Exercise aim |
Below is a block of records: output all of them exactly and leave out the pictures.
◆ ◆ ◆ ◆
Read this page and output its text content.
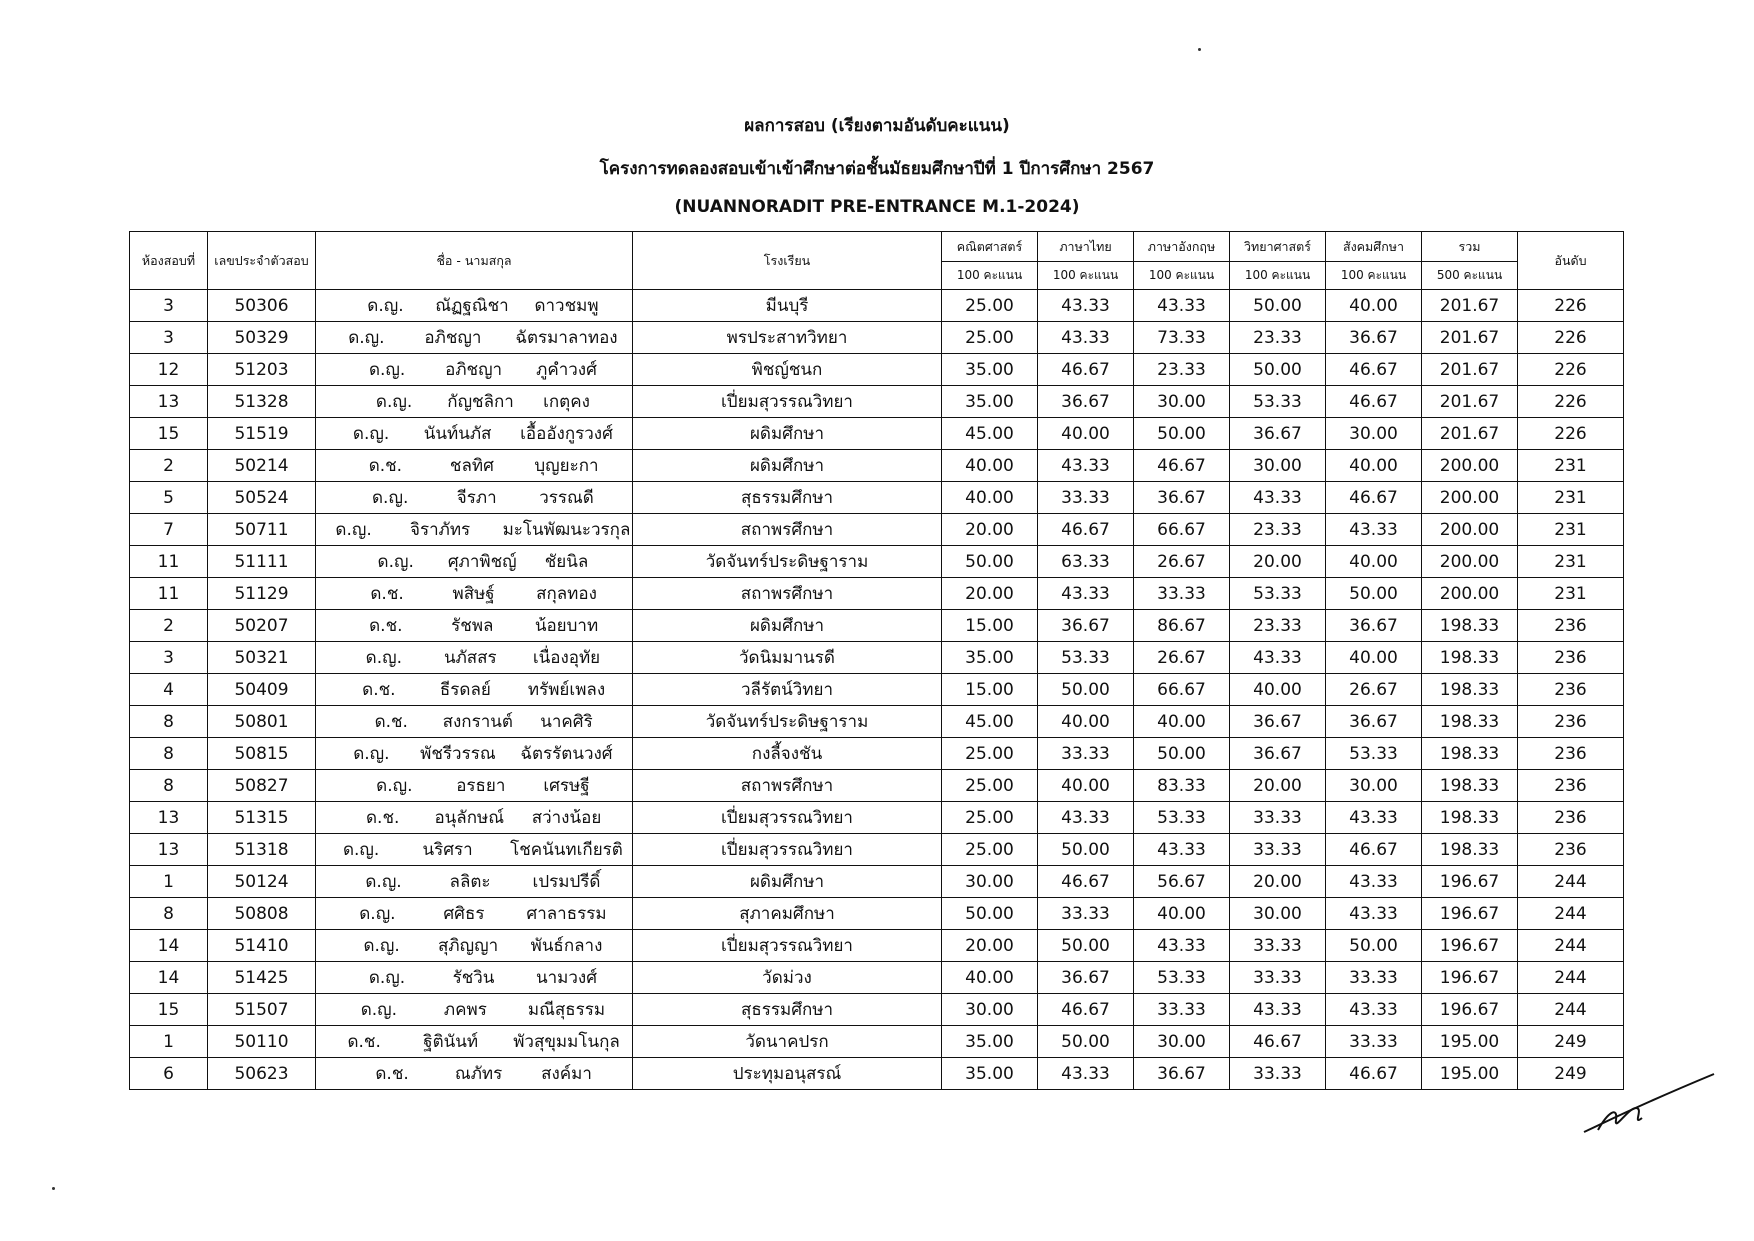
ผลการสอบ (เรียงตามอันดับคะแนน)
โครงการทดลองสอบเข้าเข้าศึกษาต่อชั้นมัธยมศึกษาปีที่ 1 ปีการศึกษา 2567
(NUANNORADIT PRE-ENTRANCE M.1-2024)
ห้องสอบที่	เลขประจำตัวสอบ	ชื่อ - นามสกุล	โรงเรียน	คณิตศาสตร์	ภาษาไทย	ภาษาอังกฤษ	วิทยาศาสตร์	สังคมศึกษา	รวม	อันดับ
				100 คะแนน	100 คะแนน	100 คะแนน	100 คะแนน	100 คะแนน	500 คะแนน	
3	50306	ด.ญ. ณัฏฐณิชา ดาวชมพู	มีนบุรี	25.00	43.33	43.33	50.00	40.00	201.67	226
3	50329	ด.ญ. อภิชญา ฉัตรมาลาทอง	พรประสาทวิทยา	25.00	43.33	73.33	23.33	36.67	201.67	226
12	51203	ด.ญ. อภิชญา ภูคำวงศ์	พิชญ์ชนก	35.00	46.67	23.33	50.00	46.67	201.67	226
13	51328	ด.ญ. กัญชลิกา เกตุคง	เปี่ยมสุวรรณวิทยา	35.00	36.67	30.00	53.33	46.67	201.67	226
15	51519	ด.ญ. นันท์นภัส เอื้ออังกูรวงศ์	ผดิมศึกษา	45.00	40.00	50.00	36.67	30.00	201.67	226
2	50214	ด.ช. ชลทิศ บุญยะกา	ผดิมศึกษา	40.00	43.33	46.67	30.00	40.00	200.00	231
5	50524	ด.ญ. จีรภา วรรณดี	สุธรรมศึกษา	40.00	33.33	36.67	43.33	46.67	200.00	231
7	50711	ด.ญ. จิราภัทร มะโนพัฒนะวรกุล	สถาพรศึกษา	20.00	46.67	66.67	23.33	43.33	200.00	231
11	51111	ด.ญ. ศุภาพิชญ์ ชัยนิล	วัดจันทร์ประดิษฐาราม	50.00	63.33	26.67	20.00	40.00	200.00	231
11	51129	ด.ช. พสิษฐ์ สกุลทอง	สถาพรศึกษา	20.00	43.33	33.33	53.33	50.00	200.00	231
2	50207	ด.ช. รัชพล น้อยบาท	ผดิมศึกษา	15.00	36.67	86.67	23.33	36.67	198.33	236
3	50321	ด.ญ. นภัสสร เนื่องอุทัย	วัดนิมมานรดี	35.00	53.33	26.67	43.33	40.00	198.33	236
4	50409	ด.ช. ธีรดลย์ ทรัพย์เพลง	วลีรัตน์วิทยา	15.00	50.00	66.67	40.00	26.67	198.33	236
8	50801	ด.ช. สงกรานต์ นาคศิริ	วัดจันทร์ประดิษฐาราม	45.00	40.00	40.00	36.67	36.67	198.33	236
8	50815	ด.ญ. พัชรีวรรณ ฉัตรรัตนวงศ์	กงลี้จงชัน	25.00	33.33	50.00	36.67	53.33	198.33	236
8	50827	ด.ญ. อรธยา เศรษฐี	สถาพรศึกษา	25.00	40.00	83.33	20.00	30.00	198.33	236
13	51315	ด.ช. อนุลักษณ์ สว่างน้อย	เปี่ยมสุวรรณวิทยา	25.00	43.33	53.33	33.33	43.33	198.33	236
13	51318	ด.ญ. นริศรา โชคนันทเกียรติ	เปี่ยมสุวรรณวิทยา	25.00	50.00	43.33	33.33	46.67	198.33	236
1	50124	ด.ญ. ลลิตะ เปรมปรีดิ์	ผดิมศึกษา	30.00	46.67	56.67	20.00	43.33	196.67	244
8	50808	ด.ญ. ศศิธร ศาลาธรรม	สุภาคมศึกษา	50.00	33.33	40.00	30.00	43.33	196.67	244
14	51410	ด.ญ. สุภิญญา พันธ์กลาง	เปี่ยมสุวรรณวิทยา	20.00	50.00	43.33	33.33	50.00	196.67	244
14	51425	ด.ญ. รัชวิน นามวงศ์	วัดม่วง	40.00	36.67	53.33	33.33	33.33	196.67	244
15	51507	ด.ญ. ภคพร มณีสุธรรม	สุธรรมศึกษา	30.00	46.67	33.33	43.33	43.33	196.67	244
1	50110	ด.ช. ฐิตินันท์ พัวสุขุมมโนกุล	วัดนาคปรก	35.00	50.00	30.00	46.67	33.33	195.00	249
6	50623	ด.ช. ณภัทร สงค์มา	ประทุมอนุสรณ์	35.00	43.33	36.67	33.33	46.67	195.00	249
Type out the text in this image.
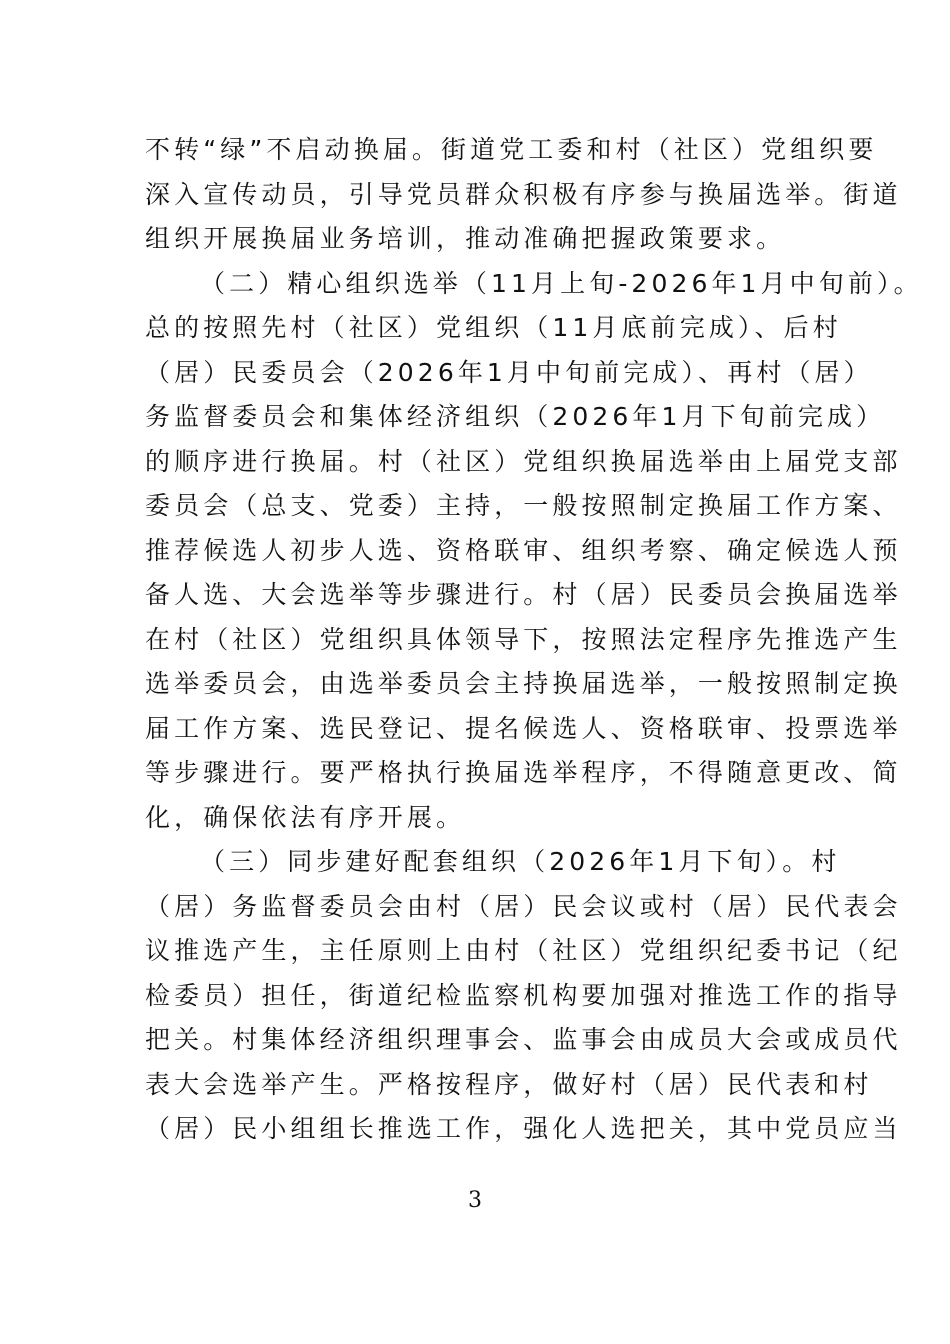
不转“绿”不启动换届。街道党工委和村（社区）党组织要
深入宣传动员，引导党员群众积极有序参与换届选举。街道
组织开展换届业务培训，推动准确把握政策要求。
（二）精心组织选举（11月上旬-2026年1月中旬前）。
总的按照先村（社区）党组织（11月底前完成）、后村
（居）民委员会（2026年1月中旬前完成）、再村（居）
务监督委员会和集体经济组织（2026年1月下旬前完成）
的顺序进行换届。村（社区）党组织换届选举由上届党支部
委员会（总支、党委）主持，一般按照制定换届工作方案、
推荐候选人初步人选、资格联审、组织考察、确定候选人预
备人选、大会选举等步骤进行。村（居）民委员会换届选举
在村（社区）党组织具体领导下，按照法定程序先推选产生
选举委员会，由选举委员会主持换届选举，一般按照制定换
届工作方案、选民登记、提名候选人、资格联审、投票选举
等步骤进行。要严格执行换届选举程序，不得随意更改、简
化，确保依法有序开展。
（三）同步建好配套组织（2026年1月下旬）。村
（居）务监督委员会由村（居）民会议或村（居）民代表会
议推选产生，主任原则上由村（社区）党组织纪委书记（纪
检委员）担任，街道纪检监察机构要加强对推选工作的指导
把关。村集体经济组织理事会、监事会由成员大会或成员代
表大会选举产生。严格按程序，做好村（居）民代表和村
（居）民小组组长推选工作，强化人选把关，其中党员应当
3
◆ ◆ ◆ ◆
Finished answer |
Read this page and output its text content.
ผลการสอบ (เรียงตามอันดับคะแนน)
โครงการทดลองสอบเข้าเข้าศึกษาต่อชั้นมัธยมศึกษาปีที่ 1 ปีการศึกษา 2567
(NUANNORADIT PRE-ENTRANCE M.1-2024)
ห้องสอบที่	เลขประจำตัวสอบ	ชื่อ - นามสกุล	โรงเรียน	คณิตศาสตร์	ภาษาไทย	ภาษาอังกฤษ	วิทยาศาสตร์	สังคมศึกษา	รวม	อันดับ
				100 คะแนน	100 คะแนน	100 คะแนน	100 คะแนน	100 คะแนน	500 คะแนน	
3	50306	ด.ญ. ณัฏฐณิชา ดาวชมพู	มีนบุรี	25.00	43.33	43.33	50.00	40.00	201.67	226
3	50329	ด.ญ. อภิชญา ฉัตรมาลาทอง	พรประสาทวิทยา	25.00	43.33	73.33	23.33	36.67	201.67	226
12	51203	ด.ญ. อภิชญา ภูคำวงศ์	พิชญ์ชนก	35.00	46.67	23.33	50.00	46.67	201.67	226
13	51328	ด.ญ. กัญชลิกา เกตุคง	เปี่ยมสุวรรณวิทยา	35.00	36.67	30.00	53.33	46.67	201.67	226
15	51519	ด.ญ. นันท์นภัส เอื้ออังกูรวงศ์	ผดิมศึกษา	45.00	40.00	50.00	36.67	30.00	201.67	226
2	50214	ด.ช. ชลทิศ บุญยะกา	ผดิมศึกษา	40.00	43.33	46.67	30.00	40.00	200.00	231
5	50524	ด.ญ. จีรภา วรรณดี	สุธรรมศึกษา	40.00	33.33	36.67	43.33	46.67	200.00	231
7	50711	ด.ญ. จิราภัทร มะโนพัฒนะวรกุล	สถาพรศึกษา	20.00	46.67	66.67	23.33	43.33	200.00	231
11	51111	ด.ญ. ศุภาพิชญ์ ชัยนิล	วัดจันทร์ประดิษฐาราม	50.00	63.33	26.67	20.00	40.00	200.00	231
11	51129	ด.ช. พสิษฐ์ สกุลทอง	สถาพรศึกษา	20.00	43.33	33.33	53.33	50.00	200.00	231
2	50207	ด.ช. รัชพล น้อยบาท	ผดิมศึกษา	15.00	36.67	86.67	23.33	36.67	198.33	236
3	50321	ด.ญ. นภัสสร เนื่องอุทัย	วัดนิมมานรดี	35.00	53.33	26.67	43.33	40.00	198.33	236
4	50409	ด.ช. ธีรดลย์ ทรัพย์เพลง	วลีรัตน์วิทยา	15.00	50.00	66.67	40.00	26.67	198.33	236
8	50801	ด.ช. สงกรานต์ นาคศิริ	วัดจันทร์ประดิษฐาราม	45.00	40.00	40.00	36.67	36.67	198.33	236
8	50815	ด.ญ. พัชรีวรรณ ฉัตรรัตนวงศ์	กงลี้จงชัน	25.00	33.33	50.00	36.67	53.33	198.33	236
8	50827	ด.ญ. อรธยา เศรษฐี	สถาพรศึกษา	25.00	40.00	83.33	20.00	30.00	198.33	236
13	51315	ด.ช. อนุลักษณ์ สว่างน้อย	เปี่ยมสุวรรณวิทยา	25.00	43.33	53.33	33.33	43.33	198.33	236
13	51318	ด.ญ. นริศรา โชคนันทเกียรติ	เปี่ยมสุวรรณวิทยา	25.00	50.00	43.33	33.33	46.67	198.33	236
1	50124	ด.ญ. ลลิตะ เปรมปรีดิ์	ผดิมศึกษา	30.00	46.67	56.67	20.00	43.33	196.67	244
8	50808	ด.ญ. ศศิธร ศาลาธรรม	สุภาคมศึกษา	50.00	33.33	40.00	30.00	43.33	196.67	244
14	51410	ด.ญ. สุภิญญา พันธ์กลาง	เปี่ยมสุวรรณวิทยา	20.00	50.00	43.33	33.33	50.00	196.67	244
14	51425	ด.ญ. รัชวิน นามวงศ์	วัดม่วง	40.00	36.67	53.33	33.33	33.33	196.67	244
15	51507	ด.ญ. ภคพร มณีสุธรรม	สุธรรมศึกษา	30.00	46.67	33.33	43.33	43.33	196.67	244
1	50110	ด.ช. ฐิตินันท์ พัวสุขุมมโนกุล	วัดนาคปรก	35.00	50.00	30.00	46.67	33.33	195.00	249
6	50623	ด.ช. ณภัทร สงค์มา	ประทุมอนุสรณ์	35.00	43.33	36.67	33.33	46.67	195.00	249
Type out the text in this image.
不转“绿”不启动换届。街道党工委和村（社区）党组织要
深入宣传动员，引导党员群众积极有序参与换届选举。街道
组织开展换届业务培训，推动准确把握政策要求。
（二）精心组织选举（11月上旬-2026年1月中旬前）。
总的按照先村（社区）党组织（11月底前完成）、后村
（居）民委员会（2026年1月中旬前完成）、再村（居）
务监督委员会和集体经济组织（2026年1月下旬前完成）
的顺序进行换届。村（社区）党组织换届选举由上届党支部
委员会（总支、党委）主持，一般按照制定换届工作方案、
推荐候选人初步人选、资格联审、组织考察、确定候选人预
备人选、大会选举等步骤进行。村（居）民委员会换届选举
在村（社区）党组织具体领导下，按照法定程序先推选产生
选举委员会，由选举委员会主持换届选举，一般按照制定换
届工作方案、选民登记、提名候选人、资格联审、投票选举
等步骤进行。要严格执行换届选举程序，不得随意更改、简
化，确保依法有序开展。
（三）同步建好配套组织（2026年1月下旬）。村
（居）务监督委员会由村（居）民会议或村（居）民代表会
议推选产生，主任原则上由村（社区）党组织纪委书记（纪
检委员）担任，街道纪检监察机构要加强对推选工作的指导
把关。村集体经济组织理事会、监事会由成员大会或成员代
表大会选举产生。严格按程序，做好村（居）民代表和村
（居）民小组组长推选工作，强化人选把关，其中党员应当
3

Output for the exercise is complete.